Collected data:
++++++

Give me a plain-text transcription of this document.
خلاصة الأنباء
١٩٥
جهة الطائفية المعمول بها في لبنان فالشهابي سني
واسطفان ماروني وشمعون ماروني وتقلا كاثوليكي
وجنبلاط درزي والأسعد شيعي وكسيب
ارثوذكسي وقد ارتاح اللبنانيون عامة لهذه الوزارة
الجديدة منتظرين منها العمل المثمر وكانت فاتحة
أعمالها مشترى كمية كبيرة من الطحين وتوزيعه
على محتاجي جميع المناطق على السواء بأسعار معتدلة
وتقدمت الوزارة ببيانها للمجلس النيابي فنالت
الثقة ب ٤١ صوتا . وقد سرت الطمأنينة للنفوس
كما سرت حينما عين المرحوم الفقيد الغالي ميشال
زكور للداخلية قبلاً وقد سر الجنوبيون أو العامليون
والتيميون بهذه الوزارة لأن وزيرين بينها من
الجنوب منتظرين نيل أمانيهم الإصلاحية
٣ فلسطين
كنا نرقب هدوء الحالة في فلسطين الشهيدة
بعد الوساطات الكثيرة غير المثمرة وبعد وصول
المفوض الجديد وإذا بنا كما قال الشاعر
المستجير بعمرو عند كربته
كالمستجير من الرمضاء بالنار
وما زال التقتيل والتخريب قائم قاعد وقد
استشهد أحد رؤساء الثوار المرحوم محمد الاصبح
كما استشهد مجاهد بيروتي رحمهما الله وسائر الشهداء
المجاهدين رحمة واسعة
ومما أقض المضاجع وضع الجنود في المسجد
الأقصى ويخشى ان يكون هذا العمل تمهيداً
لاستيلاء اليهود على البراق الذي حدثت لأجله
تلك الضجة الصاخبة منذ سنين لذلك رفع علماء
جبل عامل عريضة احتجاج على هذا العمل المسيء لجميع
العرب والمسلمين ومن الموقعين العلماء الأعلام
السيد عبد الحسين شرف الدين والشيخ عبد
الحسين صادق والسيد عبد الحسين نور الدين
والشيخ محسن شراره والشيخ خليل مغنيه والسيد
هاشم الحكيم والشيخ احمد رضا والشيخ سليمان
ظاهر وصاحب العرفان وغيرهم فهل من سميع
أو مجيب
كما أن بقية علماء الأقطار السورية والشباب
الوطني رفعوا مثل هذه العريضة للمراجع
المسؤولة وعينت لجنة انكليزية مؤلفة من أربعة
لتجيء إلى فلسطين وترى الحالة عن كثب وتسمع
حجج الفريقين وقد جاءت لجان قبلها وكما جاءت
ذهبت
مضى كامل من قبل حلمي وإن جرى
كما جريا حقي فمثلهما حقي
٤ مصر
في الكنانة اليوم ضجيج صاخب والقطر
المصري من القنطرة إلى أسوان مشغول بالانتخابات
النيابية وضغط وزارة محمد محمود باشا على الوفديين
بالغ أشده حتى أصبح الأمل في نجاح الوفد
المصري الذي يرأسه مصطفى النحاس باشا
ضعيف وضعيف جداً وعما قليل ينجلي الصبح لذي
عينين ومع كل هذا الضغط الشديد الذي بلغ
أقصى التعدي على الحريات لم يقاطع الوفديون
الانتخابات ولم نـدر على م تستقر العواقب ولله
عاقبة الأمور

++++++

Brief:
Determine how many of the lines above hold the word "الحسين", and output that number by itself.

Written solution:
2